### WHAT YOU WILL DO
Copy out everything in the data below from the line containing "svg-text:S: S: [69, 6, 77, 22]" down to the line containing "electrode C: [85, 72, 90, 116]", including both of those lines and leaving every line unchanged.

### PROVIDED RECORDS
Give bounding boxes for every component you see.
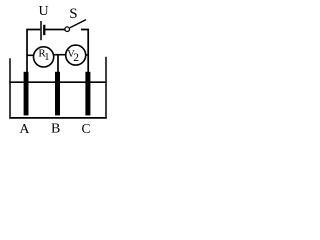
svg-text:S: S: [69, 6, 77, 22]
wire: tick from V2 to right riser: [85, 54, 88, 56]
tank right wall: [105, 57, 107, 119]
liquid surface line: [9, 81, 106, 83]
switch lever (open): [70, 20, 86, 28]
switch S pivot circle: [65, 27, 70, 32]
wire: battery to switch pivot: [45, 29, 64, 31]
svg-text:1: 1: [44, 52, 49, 63]
electrode B: [55, 72, 60, 116]
electrode C: [85, 72, 90, 116]
wire: left riser from electrode A up, then top run to battery: [27, 30, 40, 73]
svg-text:2: 2: [73, 52, 79, 64]
electrode A: [24, 72, 29, 116]
wire: fixed contact, corner, right riser down to electrode C: [81, 30, 88, 73]
wire: R1 to V2: [54, 54, 67, 56]
battery U short thick plate: [43, 25, 45, 35]
ammeter/resistor circle R1: [34, 47, 54, 67]
svg-text:B: B: [51, 122, 60, 137]
battery U long plate: [40, 21, 42, 40]
svg-text:A: A: [19, 122, 30, 137]
svg-text:U: U: [39, 4, 49, 19]
tank bottom: [9, 117, 106, 119]
wire: middle drop to electrode B: [57, 55, 59, 72]
wire: tick from left riser to R1: [27, 54, 34, 56]
tank left wall: [9, 58, 11, 118]
svg-text:C: C: [81, 121, 90, 136]
voltmeter circle V2: [66, 45, 86, 65]
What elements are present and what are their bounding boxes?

### REPLY
svg-text:S: S: [69, 6, 77, 22]
wire: tick from V2 to right riser: [85, 54, 88, 56]
tank right wall: [105, 57, 107, 119]
liquid surface line: [9, 81, 106, 83]
switch lever (open): [70, 20, 86, 28]
switch S pivot circle: [65, 27, 70, 32]
wire: battery to switch pivot: [45, 29, 64, 31]
svg-text:1: 1: [44, 52, 49, 63]
electrode B: [55, 72, 60, 116]
electrode C: [85, 72, 90, 116]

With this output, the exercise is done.